**INSTRUCTION:** Gather each line of the records where "axis" appears.

= = =

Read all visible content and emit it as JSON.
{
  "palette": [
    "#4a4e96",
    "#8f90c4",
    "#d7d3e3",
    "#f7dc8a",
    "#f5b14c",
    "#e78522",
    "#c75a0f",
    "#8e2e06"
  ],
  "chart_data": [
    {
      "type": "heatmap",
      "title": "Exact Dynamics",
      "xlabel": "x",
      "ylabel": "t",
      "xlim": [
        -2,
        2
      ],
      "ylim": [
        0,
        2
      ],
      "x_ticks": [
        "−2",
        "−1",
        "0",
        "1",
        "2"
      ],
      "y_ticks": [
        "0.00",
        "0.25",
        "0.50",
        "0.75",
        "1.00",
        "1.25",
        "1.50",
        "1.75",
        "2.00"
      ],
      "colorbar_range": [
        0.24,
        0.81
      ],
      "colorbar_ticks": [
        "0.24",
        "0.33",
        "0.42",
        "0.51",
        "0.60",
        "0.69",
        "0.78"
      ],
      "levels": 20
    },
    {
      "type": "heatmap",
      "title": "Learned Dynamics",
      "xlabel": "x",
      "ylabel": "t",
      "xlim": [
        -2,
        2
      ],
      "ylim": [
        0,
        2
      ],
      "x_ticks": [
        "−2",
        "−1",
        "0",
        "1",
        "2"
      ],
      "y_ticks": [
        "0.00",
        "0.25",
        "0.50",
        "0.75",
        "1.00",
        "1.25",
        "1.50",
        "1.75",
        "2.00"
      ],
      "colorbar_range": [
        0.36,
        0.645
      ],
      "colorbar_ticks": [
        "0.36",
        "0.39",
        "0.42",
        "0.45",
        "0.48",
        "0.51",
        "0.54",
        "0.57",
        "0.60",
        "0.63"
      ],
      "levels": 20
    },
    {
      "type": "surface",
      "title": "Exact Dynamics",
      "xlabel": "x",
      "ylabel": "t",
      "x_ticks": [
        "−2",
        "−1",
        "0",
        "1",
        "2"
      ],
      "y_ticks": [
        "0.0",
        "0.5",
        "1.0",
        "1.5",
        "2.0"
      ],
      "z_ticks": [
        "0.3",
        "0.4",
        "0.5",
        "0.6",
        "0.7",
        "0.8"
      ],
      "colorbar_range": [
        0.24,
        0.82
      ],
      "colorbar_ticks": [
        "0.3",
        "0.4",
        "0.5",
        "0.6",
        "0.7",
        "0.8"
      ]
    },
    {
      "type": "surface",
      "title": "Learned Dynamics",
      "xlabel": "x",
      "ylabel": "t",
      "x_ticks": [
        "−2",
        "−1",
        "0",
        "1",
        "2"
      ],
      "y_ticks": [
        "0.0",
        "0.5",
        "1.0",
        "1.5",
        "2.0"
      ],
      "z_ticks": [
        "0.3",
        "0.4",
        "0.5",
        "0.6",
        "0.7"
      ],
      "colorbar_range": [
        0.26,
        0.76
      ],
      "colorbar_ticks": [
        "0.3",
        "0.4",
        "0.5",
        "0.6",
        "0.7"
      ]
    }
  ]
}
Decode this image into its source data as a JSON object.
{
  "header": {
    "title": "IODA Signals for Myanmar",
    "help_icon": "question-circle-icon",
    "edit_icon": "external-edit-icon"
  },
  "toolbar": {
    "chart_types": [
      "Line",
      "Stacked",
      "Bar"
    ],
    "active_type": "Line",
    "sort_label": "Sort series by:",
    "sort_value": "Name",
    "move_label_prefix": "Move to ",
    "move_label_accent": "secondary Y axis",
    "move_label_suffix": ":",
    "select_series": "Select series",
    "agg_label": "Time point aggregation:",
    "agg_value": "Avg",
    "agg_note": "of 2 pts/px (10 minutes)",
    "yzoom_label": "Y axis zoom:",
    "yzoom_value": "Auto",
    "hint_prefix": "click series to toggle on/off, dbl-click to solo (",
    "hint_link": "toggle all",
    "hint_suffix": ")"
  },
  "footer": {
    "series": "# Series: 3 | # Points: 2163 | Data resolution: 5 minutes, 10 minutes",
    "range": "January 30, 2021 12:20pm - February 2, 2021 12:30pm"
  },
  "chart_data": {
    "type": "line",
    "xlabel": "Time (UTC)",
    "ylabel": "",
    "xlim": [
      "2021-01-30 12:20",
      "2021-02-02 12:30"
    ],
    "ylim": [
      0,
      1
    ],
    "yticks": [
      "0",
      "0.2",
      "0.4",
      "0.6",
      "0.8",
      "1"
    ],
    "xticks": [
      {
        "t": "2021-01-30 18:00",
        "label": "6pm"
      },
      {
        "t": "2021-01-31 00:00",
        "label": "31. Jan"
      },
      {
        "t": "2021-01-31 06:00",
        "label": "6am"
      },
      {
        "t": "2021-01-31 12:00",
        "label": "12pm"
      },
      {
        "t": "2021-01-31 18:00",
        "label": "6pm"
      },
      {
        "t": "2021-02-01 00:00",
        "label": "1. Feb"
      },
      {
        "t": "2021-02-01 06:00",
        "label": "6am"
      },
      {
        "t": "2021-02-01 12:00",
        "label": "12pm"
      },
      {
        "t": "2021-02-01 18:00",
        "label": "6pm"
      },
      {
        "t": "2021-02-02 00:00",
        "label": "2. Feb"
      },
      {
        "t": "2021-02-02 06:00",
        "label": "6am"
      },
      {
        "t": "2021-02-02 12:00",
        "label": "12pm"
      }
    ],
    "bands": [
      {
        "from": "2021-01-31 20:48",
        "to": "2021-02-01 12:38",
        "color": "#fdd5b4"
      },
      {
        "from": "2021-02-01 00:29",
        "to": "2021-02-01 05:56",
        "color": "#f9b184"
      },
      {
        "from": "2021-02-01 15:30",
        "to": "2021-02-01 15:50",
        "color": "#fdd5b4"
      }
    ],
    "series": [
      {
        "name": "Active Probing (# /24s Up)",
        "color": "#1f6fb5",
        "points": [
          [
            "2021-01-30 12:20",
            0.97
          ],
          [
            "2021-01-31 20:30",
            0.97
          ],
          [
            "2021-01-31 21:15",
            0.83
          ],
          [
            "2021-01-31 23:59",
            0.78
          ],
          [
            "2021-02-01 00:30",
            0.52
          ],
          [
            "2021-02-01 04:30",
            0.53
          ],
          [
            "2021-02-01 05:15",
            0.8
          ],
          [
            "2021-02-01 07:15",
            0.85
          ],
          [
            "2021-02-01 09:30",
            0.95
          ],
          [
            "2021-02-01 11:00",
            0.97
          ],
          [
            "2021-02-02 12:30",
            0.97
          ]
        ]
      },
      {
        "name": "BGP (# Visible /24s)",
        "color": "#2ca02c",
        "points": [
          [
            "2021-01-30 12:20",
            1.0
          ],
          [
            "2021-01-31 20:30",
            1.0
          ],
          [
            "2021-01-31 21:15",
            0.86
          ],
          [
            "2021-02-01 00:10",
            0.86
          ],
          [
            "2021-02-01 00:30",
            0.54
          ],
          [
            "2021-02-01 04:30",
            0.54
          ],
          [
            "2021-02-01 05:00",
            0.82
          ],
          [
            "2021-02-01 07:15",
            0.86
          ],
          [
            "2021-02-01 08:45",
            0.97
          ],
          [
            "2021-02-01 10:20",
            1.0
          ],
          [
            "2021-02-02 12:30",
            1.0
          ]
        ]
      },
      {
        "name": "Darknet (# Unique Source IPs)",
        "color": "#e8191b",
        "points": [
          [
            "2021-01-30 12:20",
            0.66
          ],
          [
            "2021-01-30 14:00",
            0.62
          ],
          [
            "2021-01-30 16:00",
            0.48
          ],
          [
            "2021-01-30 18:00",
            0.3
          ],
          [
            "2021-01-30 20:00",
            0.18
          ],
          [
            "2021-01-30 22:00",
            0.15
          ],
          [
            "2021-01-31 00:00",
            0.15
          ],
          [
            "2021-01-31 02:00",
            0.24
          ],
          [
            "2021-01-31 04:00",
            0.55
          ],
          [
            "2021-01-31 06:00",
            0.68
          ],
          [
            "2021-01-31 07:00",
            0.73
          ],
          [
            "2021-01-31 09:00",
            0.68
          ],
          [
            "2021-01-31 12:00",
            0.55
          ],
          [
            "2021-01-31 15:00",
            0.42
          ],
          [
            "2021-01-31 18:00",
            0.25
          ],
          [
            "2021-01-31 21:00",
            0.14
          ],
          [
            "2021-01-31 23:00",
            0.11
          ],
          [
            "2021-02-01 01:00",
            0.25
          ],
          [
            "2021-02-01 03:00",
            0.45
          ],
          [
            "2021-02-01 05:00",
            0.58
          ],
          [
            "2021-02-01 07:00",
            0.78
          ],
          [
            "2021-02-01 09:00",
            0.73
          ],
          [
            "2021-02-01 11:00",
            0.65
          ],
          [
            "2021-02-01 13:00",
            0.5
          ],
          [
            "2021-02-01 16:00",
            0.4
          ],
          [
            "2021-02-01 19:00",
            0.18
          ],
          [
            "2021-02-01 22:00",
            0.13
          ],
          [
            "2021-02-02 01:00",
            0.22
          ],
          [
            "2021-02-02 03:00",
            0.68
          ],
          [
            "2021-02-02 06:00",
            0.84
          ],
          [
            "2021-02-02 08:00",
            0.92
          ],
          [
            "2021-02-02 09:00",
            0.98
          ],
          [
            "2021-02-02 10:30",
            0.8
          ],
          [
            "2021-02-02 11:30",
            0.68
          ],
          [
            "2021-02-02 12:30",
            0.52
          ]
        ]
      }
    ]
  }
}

= = =

**PROBLEM SOLUTION:**
    "move_label_accent": "secondary Y axis",
    "yzoom_label": "Y axis zoom:",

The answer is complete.